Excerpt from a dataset
--------------------

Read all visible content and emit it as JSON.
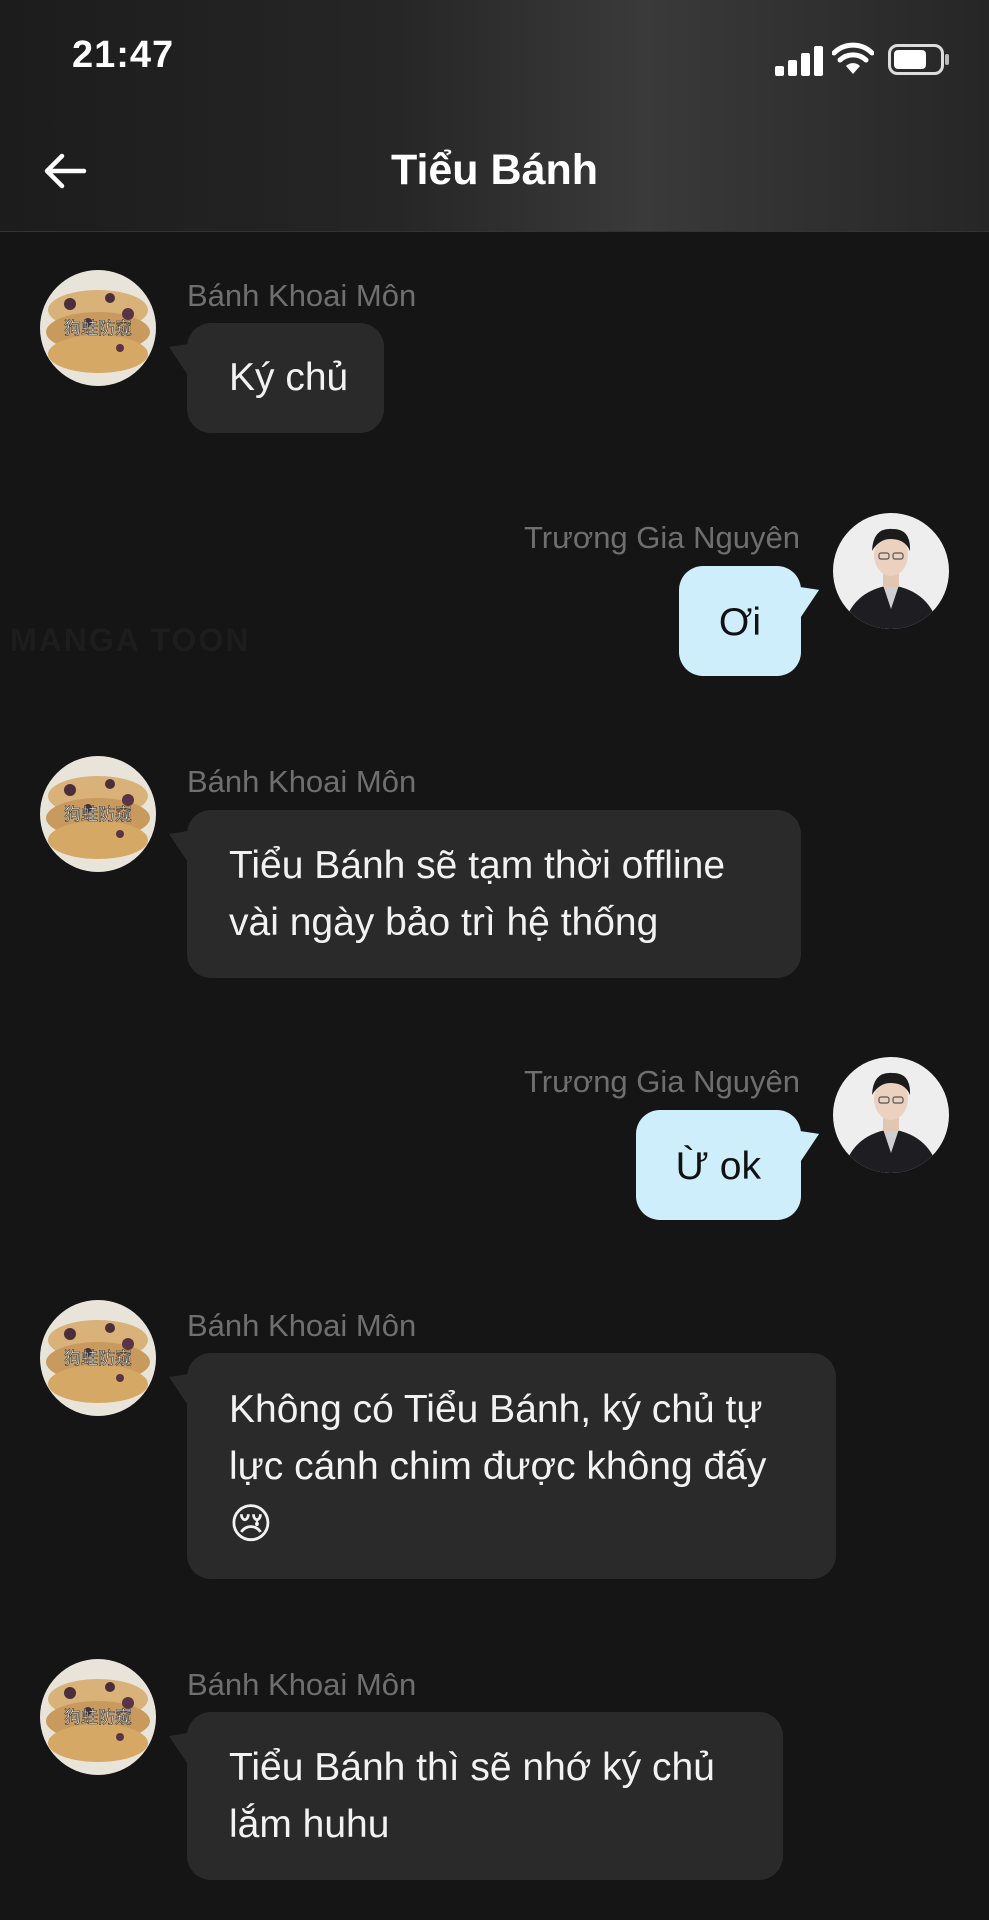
{
  "status_bar": {
    "time": "21:47"
  },
  "header": {
    "title": "Tiểu Bánh"
  },
  "watermark": "MANGA TOON",
  "messages": [
    {
      "sender": "Bánh Khoai Môn",
      "side": "left",
      "text": "Ký chủ"
    },
    {
      "sender": "Trương Gia Nguyên",
      "side": "right",
      "text": "Ơi"
    },
    {
      "sender": "Bánh Khoai Môn",
      "side": "left",
      "line1": "Tiểu Bánh sẽ tạm thời offline",
      "line2": "vài ngày bảo trì hệ thống"
    },
    {
      "sender": "Trương Gia Nguyên",
      "side": "right",
      "text": "Ừ ok"
    },
    {
      "sender": "Bánh Khoai Môn",
      "side": "left",
      "line1": "Không có Tiểu Bánh, ký chủ tự",
      "line2": "lực cánh chim được không đấy",
      "emoji": "😢"
    },
    {
      "sender": "Bánh Khoai Môn",
      "side": "left",
      "line1": "Tiểu Bánh thì sẽ nhớ ký chủ",
      "line2": "lắm huhu"
    }
  ],
  "avatar_caption": "狗蛙防窥",
  "colors": {
    "background": "#151515",
    "left_bubble": "#2a2a2a",
    "right_bubble": "#cfeefc",
    "sender_text": "#6f6f6f"
  }
}
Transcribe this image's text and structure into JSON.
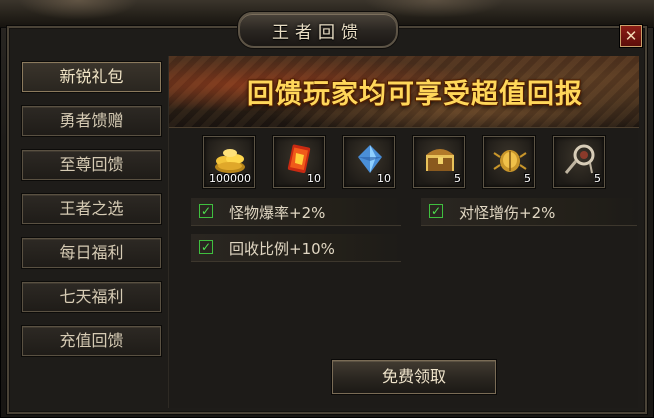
{
  "window": {
    "title": "王者回馈",
    "close_label": "✕"
  },
  "sidebar": {
    "items": [
      {
        "label": "新锐礼包",
        "active": true
      },
      {
        "label": "勇者馈赠"
      },
      {
        "label": "至尊回馈"
      },
      {
        "label": "王者之选"
      },
      {
        "label": "每日福利"
      },
      {
        "label": "七天福利"
      },
      {
        "label": "充值回馈"
      }
    ]
  },
  "banner": {
    "text": "回馈玩家均可享受超值回报"
  },
  "rewards": [
    {
      "icon": "gold-coins-icon",
      "qty": "100000"
    },
    {
      "icon": "red-scroll-icon",
      "qty": "10"
    },
    {
      "icon": "blue-crystal-icon",
      "qty": "10"
    },
    {
      "icon": "treasure-chest-icon",
      "qty": "5"
    },
    {
      "icon": "golden-beetle-icon",
      "qty": "5"
    },
    {
      "icon": "rope-tool-icon",
      "qty": "5"
    }
  ],
  "bonuses": [
    {
      "label": "怪物爆率+2%",
      "checked": true
    },
    {
      "label": "对怪增伤+2%",
      "checked": true
    },
    {
      "label": "回收比例+10%",
      "checked": true
    }
  ],
  "claim_button": {
    "label": "免费领取"
  },
  "colors": {
    "banner_text": "#ffd75a",
    "checkbox": "#4ee04e",
    "close_red": "#8c1e16"
  }
}
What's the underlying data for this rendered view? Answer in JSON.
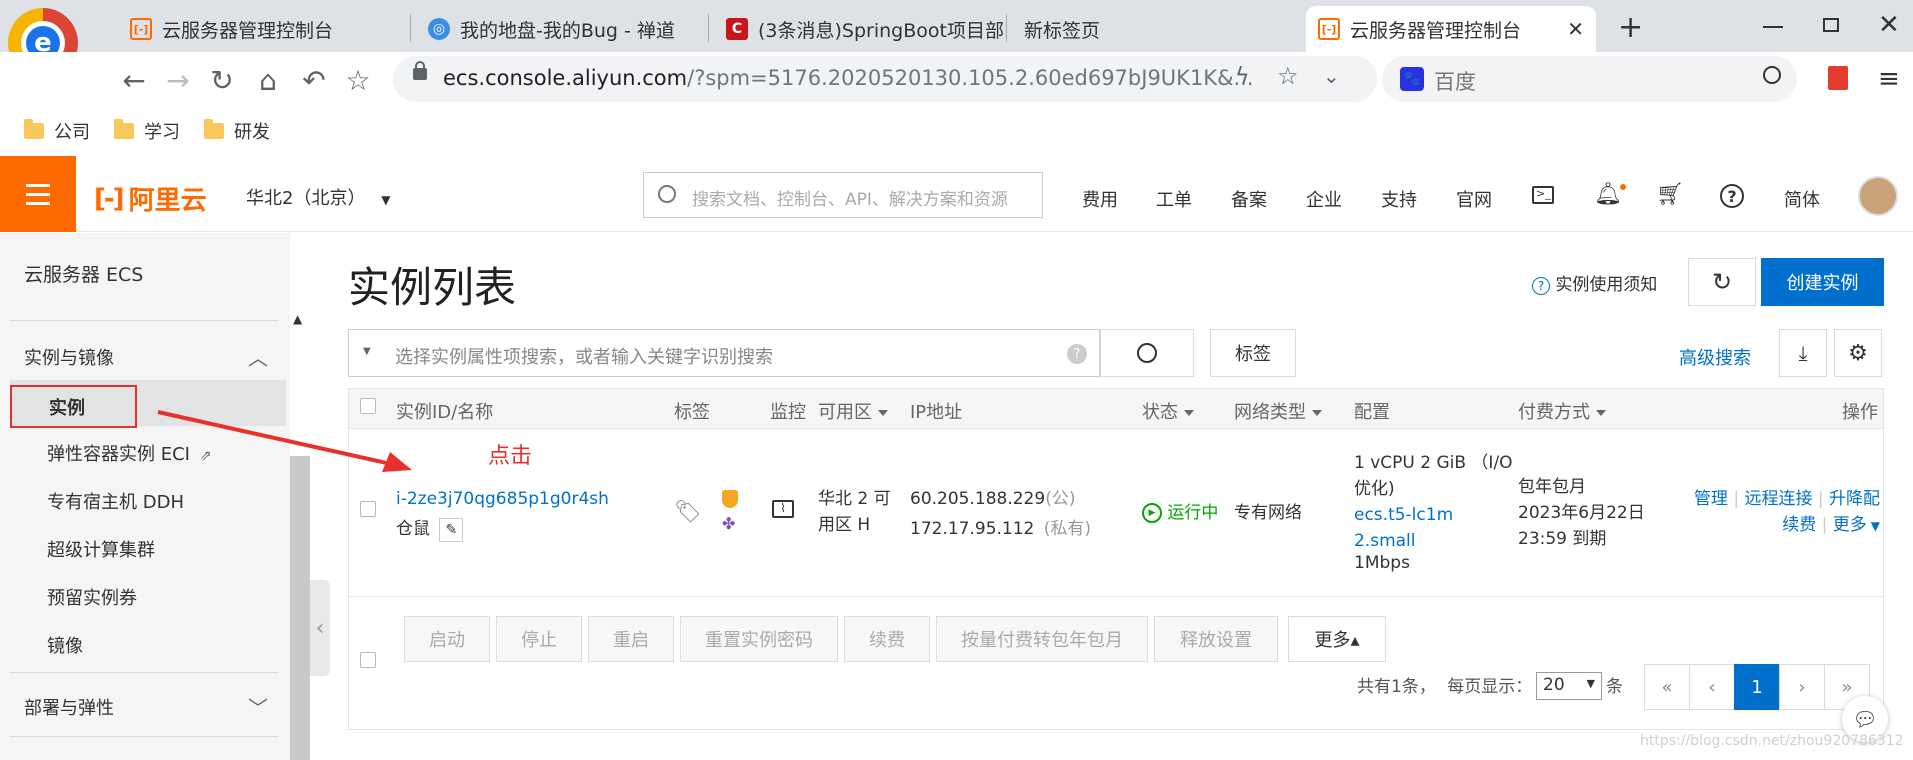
{
  "browser": {
    "tabs": [
      {
        "title": "云服务器管理控制台",
        "icon": "aliyun-icon"
      },
      {
        "title": "我的地盘-我的Bug - 禅道",
        "icon": "zentao-icon"
      },
      {
        "title": "(3条消息)SpringBoot项目部",
        "icon": "csdn-icon"
      },
      {
        "title": "新标签页",
        "icon": ""
      },
      {
        "title": "云服务器管理控制台",
        "icon": "aliyun-icon"
      }
    ],
    "url_host": "ecs.console.aliyun.com",
    "url_rest": "/?spm=5176.2020520130.105.2.60ed697bJ9UK1K&...",
    "search_placeholder": "百度",
    "bookmarks": [
      "公司",
      "学习",
      "研发"
    ]
  },
  "header": {
    "logo_text": "阿里云",
    "region": "华北2（北京）",
    "search_placeholder": "搜索文档、控制台、API、解决方案和资源",
    "nav": [
      "费用",
      "工单",
      "备案",
      "企业",
      "支持",
      "官网"
    ],
    "lang": "简体"
  },
  "sidebar": {
    "product": "云服务器 ECS",
    "group1": "实例与镜像",
    "items": [
      {
        "label": "实例",
        "active": true
      },
      {
        "label": "弹性容器实例 ECI",
        "external": true
      },
      {
        "label": "专有宿主机 DDH"
      },
      {
        "label": "超级计算集群"
      },
      {
        "label": "预留实例券"
      },
      {
        "label": "镜像"
      }
    ],
    "group2": "部署与弹性"
  },
  "main": {
    "title": "实例列表",
    "help_link": "实例使用须知",
    "create_button": "创建实例",
    "filter_placeholder": "选择实例属性项搜索，或者输入关键字识别搜索",
    "tag_button": "标签",
    "advanced_search": "高级搜索",
    "columns": [
      "实例ID/名称",
      "标签",
      "监控",
      "可用区",
      "IP地址",
      "状态",
      "网络类型",
      "配置",
      "付费方式",
      "操作"
    ],
    "annotation": "点击",
    "row": {
      "id": "i-2ze3j70qg685p1g0r4sh",
      "name": "仓鼠",
      "zone": "华北 2 可用区 H",
      "ip_public": "60.205.188.229",
      "ip_public_tag": "(公)",
      "ip_private": "172.17.95.112",
      "ip_private_tag": "(私有)",
      "status": "运行中",
      "network": "专有网络",
      "config_line1": "1 vCPU 2 GiB （I/O优化)",
      "config_link": "ecs.t5-lc1m2.small",
      "config_bw": "1Mbps",
      "billing_type": "包年包月",
      "billing_expire": "2023年6月22日 23:59 到期",
      "actions": [
        "管理",
        "远程连接",
        "升降配",
        "续费",
        "更多"
      ]
    },
    "batch_buttons": [
      "启动",
      "停止",
      "重启",
      "重置实例密码",
      "续费",
      "按量付费转包年包月",
      "释放设置",
      "更多▴"
    ],
    "pager": {
      "total_text": "共有1条，",
      "per_page_label": "每页显示：",
      "per_page": "20",
      "per_page_unit": "条",
      "pages": [
        "«",
        "‹",
        "1",
        "›",
        "»"
      ],
      "current": "1"
    },
    "watermark": "https://blog.csdn.net/zhou920786312"
  },
  "colors": {
    "accent": "#ff6a00",
    "link": "#0070cc",
    "primary_btn": "#0070cc",
    "running": "#00a700",
    "annotation_red": "#e8312d"
  }
}
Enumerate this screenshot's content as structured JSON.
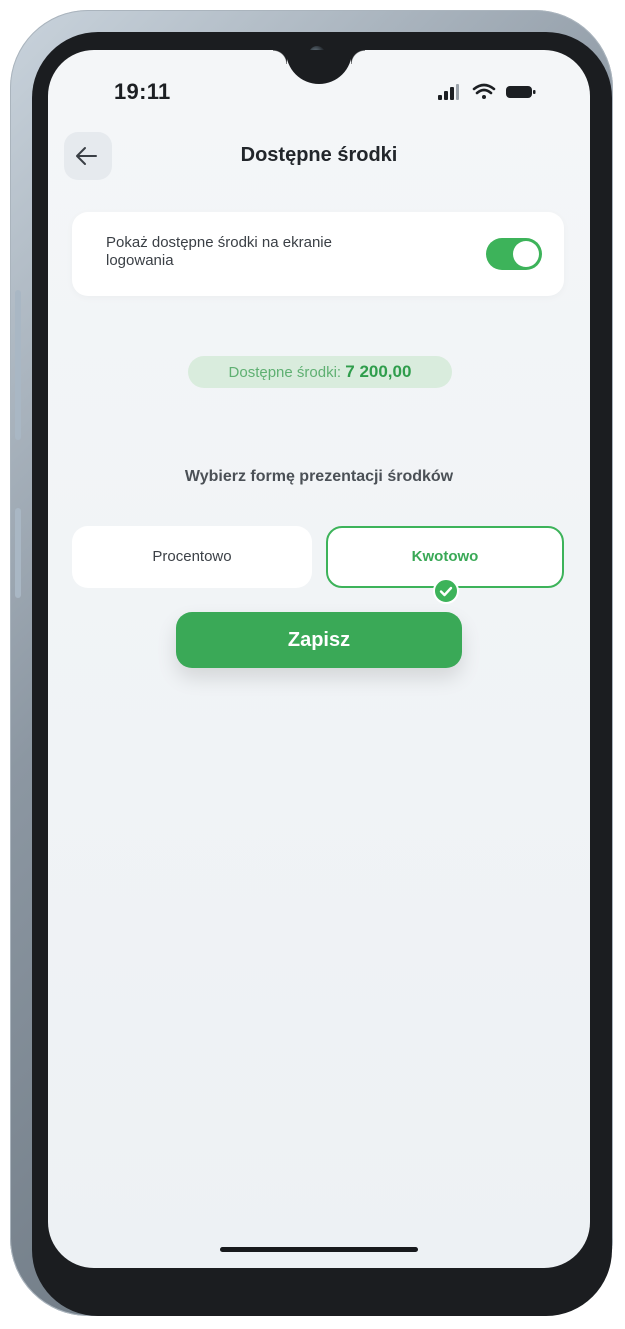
{
  "status_bar": {
    "time": "19:11",
    "icons": [
      "signal-icon",
      "wifi-icon",
      "battery-icon"
    ]
  },
  "header": {
    "back_icon": "arrow-left-icon",
    "title": "Dostępne środki"
  },
  "login_setting": {
    "label": "Pokaż dostępne środki na ekranie logowania",
    "toggle_on": true
  },
  "balance": {
    "prefix": "Dostępne środki:",
    "value": "7 200,00"
  },
  "presentation": {
    "label": "Wybierz formę prezentacji środków",
    "options": [
      {
        "label": "Procentowo",
        "selected": false
      },
      {
        "label": "Kwotowo",
        "selected": true
      }
    ]
  },
  "actions": {
    "save_label": "Zapisz"
  },
  "colors": {
    "accent": "#3DB35A",
    "background": "#EEF2F5",
    "card": "#FFFFFF"
  }
}
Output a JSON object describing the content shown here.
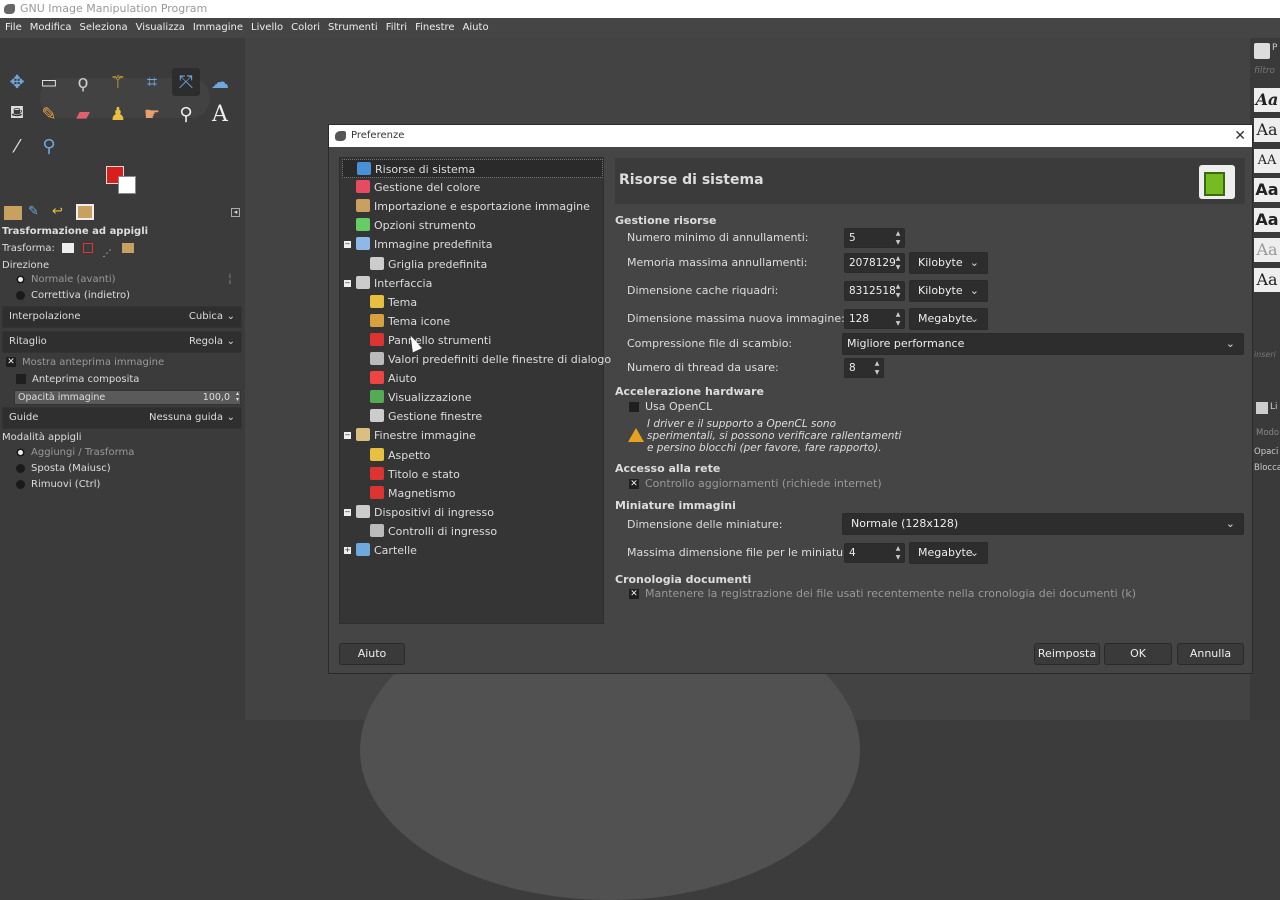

--------------------

From the records, copy every line that has the string "csdn" in it.

Solved problem:
        "icon": "csdn-icon"
    "watermark": "https://blog.csdn.net/zhou920786312"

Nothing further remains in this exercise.